• [Your goal]:
Calculate how many lines in the following records hold the word "Taluka", and report that number without comment.

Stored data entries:
----

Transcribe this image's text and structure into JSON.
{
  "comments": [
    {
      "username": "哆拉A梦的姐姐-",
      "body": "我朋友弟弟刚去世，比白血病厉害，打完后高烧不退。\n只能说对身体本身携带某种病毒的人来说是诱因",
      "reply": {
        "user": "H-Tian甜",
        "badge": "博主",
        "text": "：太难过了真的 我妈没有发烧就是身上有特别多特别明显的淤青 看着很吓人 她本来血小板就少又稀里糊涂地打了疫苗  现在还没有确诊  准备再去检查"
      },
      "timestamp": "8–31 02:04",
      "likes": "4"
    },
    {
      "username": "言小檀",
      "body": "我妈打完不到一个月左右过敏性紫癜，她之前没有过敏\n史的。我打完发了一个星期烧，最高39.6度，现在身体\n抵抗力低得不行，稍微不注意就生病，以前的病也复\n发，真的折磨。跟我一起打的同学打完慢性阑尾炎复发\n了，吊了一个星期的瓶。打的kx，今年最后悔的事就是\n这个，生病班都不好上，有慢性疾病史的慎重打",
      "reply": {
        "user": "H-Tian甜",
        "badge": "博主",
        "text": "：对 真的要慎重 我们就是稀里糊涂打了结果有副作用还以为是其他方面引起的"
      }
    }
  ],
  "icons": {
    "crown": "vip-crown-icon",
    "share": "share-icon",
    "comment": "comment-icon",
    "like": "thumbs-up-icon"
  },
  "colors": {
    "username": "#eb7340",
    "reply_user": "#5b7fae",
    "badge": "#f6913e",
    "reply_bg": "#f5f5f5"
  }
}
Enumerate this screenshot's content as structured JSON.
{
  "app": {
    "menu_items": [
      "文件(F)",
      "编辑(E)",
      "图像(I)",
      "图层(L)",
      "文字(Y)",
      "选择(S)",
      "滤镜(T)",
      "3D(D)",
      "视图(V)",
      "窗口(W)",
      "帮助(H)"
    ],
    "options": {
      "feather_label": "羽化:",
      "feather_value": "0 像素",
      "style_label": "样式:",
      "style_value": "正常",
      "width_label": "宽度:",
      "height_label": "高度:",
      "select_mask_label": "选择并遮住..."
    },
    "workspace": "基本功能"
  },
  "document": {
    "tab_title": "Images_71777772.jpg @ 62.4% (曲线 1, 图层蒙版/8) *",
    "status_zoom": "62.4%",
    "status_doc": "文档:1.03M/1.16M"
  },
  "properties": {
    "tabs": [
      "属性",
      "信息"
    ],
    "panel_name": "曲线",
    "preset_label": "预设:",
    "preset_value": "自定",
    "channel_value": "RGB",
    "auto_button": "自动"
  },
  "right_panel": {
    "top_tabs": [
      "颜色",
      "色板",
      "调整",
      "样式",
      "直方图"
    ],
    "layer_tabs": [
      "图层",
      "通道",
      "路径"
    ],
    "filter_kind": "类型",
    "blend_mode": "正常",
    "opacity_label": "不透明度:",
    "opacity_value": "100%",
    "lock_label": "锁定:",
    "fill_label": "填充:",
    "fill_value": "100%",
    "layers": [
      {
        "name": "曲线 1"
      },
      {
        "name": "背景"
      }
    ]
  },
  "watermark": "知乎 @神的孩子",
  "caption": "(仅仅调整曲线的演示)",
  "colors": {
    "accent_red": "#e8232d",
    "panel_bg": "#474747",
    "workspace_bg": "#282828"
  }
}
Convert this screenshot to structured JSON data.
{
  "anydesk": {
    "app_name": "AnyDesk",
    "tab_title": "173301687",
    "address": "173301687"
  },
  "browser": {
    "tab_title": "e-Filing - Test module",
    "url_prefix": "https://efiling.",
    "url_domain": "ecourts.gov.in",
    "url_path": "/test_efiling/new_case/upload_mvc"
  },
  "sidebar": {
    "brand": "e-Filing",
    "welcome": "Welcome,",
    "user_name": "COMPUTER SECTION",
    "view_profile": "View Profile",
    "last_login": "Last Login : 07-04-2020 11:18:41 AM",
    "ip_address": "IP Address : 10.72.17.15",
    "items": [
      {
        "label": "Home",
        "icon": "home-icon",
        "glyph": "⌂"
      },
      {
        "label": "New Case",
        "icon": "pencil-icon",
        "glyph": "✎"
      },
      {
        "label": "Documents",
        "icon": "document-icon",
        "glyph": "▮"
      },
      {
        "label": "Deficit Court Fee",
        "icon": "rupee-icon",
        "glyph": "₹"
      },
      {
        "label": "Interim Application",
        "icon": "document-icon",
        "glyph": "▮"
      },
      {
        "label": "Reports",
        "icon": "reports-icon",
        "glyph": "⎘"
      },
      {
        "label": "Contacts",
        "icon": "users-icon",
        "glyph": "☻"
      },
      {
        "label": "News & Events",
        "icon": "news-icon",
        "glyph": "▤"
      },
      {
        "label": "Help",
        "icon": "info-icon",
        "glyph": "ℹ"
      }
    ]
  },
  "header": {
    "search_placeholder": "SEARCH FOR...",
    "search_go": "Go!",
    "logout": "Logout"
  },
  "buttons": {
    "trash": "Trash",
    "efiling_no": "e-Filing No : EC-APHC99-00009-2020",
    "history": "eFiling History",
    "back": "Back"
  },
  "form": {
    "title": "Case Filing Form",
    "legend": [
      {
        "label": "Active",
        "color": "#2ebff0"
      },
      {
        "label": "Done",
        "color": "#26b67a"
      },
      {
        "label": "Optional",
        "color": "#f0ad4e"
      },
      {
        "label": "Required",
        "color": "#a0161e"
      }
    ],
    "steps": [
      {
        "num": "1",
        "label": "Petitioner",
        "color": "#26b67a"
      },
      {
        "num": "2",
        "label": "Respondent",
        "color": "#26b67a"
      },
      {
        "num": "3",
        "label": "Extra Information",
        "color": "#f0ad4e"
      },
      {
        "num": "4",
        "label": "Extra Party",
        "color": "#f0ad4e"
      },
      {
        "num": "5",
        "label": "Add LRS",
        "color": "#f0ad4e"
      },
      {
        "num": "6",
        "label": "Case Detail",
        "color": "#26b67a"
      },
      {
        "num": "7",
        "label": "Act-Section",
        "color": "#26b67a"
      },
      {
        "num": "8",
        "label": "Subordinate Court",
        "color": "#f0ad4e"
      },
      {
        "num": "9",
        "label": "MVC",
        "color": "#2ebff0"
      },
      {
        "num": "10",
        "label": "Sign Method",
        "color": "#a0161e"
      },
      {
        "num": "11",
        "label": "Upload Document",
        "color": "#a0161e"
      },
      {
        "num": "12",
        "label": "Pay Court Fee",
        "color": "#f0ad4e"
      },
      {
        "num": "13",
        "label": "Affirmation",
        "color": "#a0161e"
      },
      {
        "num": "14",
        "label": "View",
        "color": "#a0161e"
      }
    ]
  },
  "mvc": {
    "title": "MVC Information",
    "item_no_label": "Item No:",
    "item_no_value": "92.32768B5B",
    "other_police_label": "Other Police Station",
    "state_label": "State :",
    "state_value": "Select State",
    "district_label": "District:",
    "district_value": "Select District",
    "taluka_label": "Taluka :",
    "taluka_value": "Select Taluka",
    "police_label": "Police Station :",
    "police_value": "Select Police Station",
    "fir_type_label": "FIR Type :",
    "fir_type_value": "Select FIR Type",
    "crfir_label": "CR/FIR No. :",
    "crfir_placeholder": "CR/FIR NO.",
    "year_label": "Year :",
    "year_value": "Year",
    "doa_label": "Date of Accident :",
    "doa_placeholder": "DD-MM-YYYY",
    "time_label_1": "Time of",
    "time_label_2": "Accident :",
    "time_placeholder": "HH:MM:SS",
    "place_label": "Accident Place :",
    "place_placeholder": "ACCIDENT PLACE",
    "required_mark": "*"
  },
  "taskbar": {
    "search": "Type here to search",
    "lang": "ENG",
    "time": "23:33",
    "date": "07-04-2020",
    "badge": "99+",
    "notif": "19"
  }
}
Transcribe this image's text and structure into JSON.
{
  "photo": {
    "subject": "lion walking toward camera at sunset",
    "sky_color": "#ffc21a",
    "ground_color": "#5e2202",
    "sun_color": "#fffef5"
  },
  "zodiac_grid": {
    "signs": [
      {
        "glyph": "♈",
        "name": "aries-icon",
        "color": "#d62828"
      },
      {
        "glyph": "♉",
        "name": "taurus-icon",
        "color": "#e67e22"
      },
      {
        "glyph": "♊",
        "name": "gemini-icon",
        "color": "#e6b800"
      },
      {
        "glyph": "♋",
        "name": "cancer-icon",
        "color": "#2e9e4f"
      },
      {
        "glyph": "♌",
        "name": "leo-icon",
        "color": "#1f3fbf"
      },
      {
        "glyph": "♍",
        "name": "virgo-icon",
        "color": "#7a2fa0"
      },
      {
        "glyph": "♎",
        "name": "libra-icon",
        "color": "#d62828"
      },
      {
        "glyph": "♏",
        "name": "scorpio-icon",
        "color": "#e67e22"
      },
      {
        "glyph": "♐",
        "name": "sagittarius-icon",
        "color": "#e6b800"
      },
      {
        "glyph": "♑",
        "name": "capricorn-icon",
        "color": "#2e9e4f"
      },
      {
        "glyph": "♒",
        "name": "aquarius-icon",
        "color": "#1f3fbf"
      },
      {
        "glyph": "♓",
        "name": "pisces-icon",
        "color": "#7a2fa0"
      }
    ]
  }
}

----

• [Result of the exercise]:
2